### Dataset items
########
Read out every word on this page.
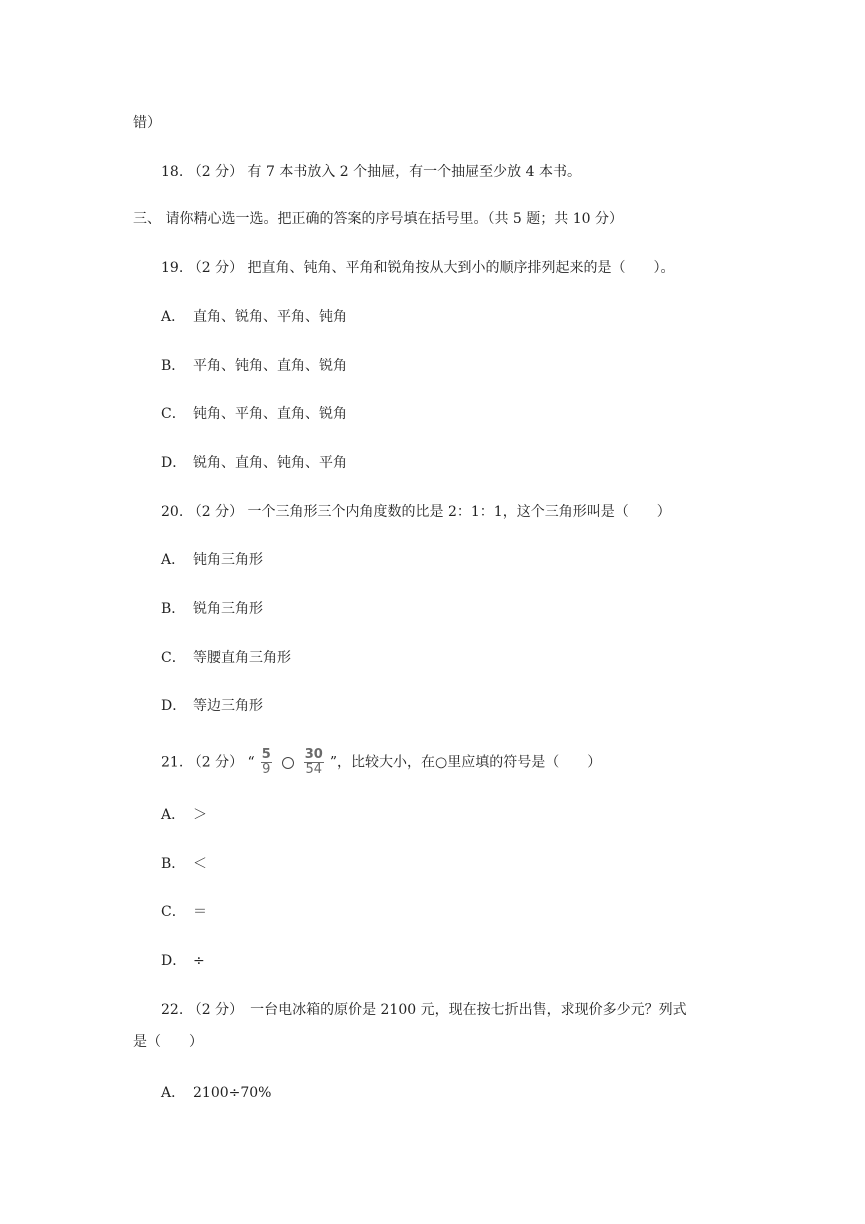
错）
18. （2 分） 有 7 本书放入 2 个抽屉，有一个抽屉至少放 4 本书。
三、 请你精心选一选。把正确的答案的序号填在括号里。（共 5 题；共 10 分）
19. （2 分） 把直角、钝角、平角和锐角按从大到小的顺序排列起来的是（　　）。
A． 直角、锐角、平角、钝角
B． 平角、钝角、直角、锐角
C． 钝角、平角、直角、锐角
D． 锐角、直角、钝角、平角
20. （2 分） 一个三角形三个内角度数的比是 2：1：1，这个三角形叫是（　　）
A． 钝角三角形
B． 锐角三角形
C． 等腰直角三角形
D． 等边三角形
21. （2 分） “ $\frac{5}{9} \frac{30}{54}$ ”，比较大小，在○里应填的符号是（　　）
A． ＞
B． ＜
C． ＝
D． ÷
22. （2 分）　一台电冰箱的原价是 2100 元，现在按七折出售，求现价多少元？列式
是（　　）
A． 2100÷70%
########
Restate the records above in full, word for word. Keep pictures out.

### Written answer
Read out every word on this page.
错）
18. （2 分） 有 7 本书放入 2 个抽屉，有一个抽屉至少放 4 本书。
三、 请你精心选一选。把正确的答案的序号填在括号里。（共 5 题；共 10 分）
19. （2 分） 把直角、钝角、平角和锐角按从大到小的顺序排列起来的是（　　）。
A． 直角、锐角、平角、钝角
B． 平角、钝角、直角、锐角
C． 钝角、平角、直角、锐角
D． 锐角、直角、钝角、平角
20. （2 分） 一个三角形三个内角度数的比是 2：1：1，这个三角形叫是（　　）
A． 钝角三角形
B． 锐角三角形
C． 等腰直角三角形
D． 等边三角形
21. （2 分） “ $\frac{5}{9} \frac{30}{54}$ ”，比较大小，在○里应填的符号是（　　）
A． ＞
B． ＜
C． ＝
D． ÷
22. （2 分）　一台电冰箱的原价是 2100 元，现在按七折出售，求现价多少元？列式
是（　　）
A． 2100÷70%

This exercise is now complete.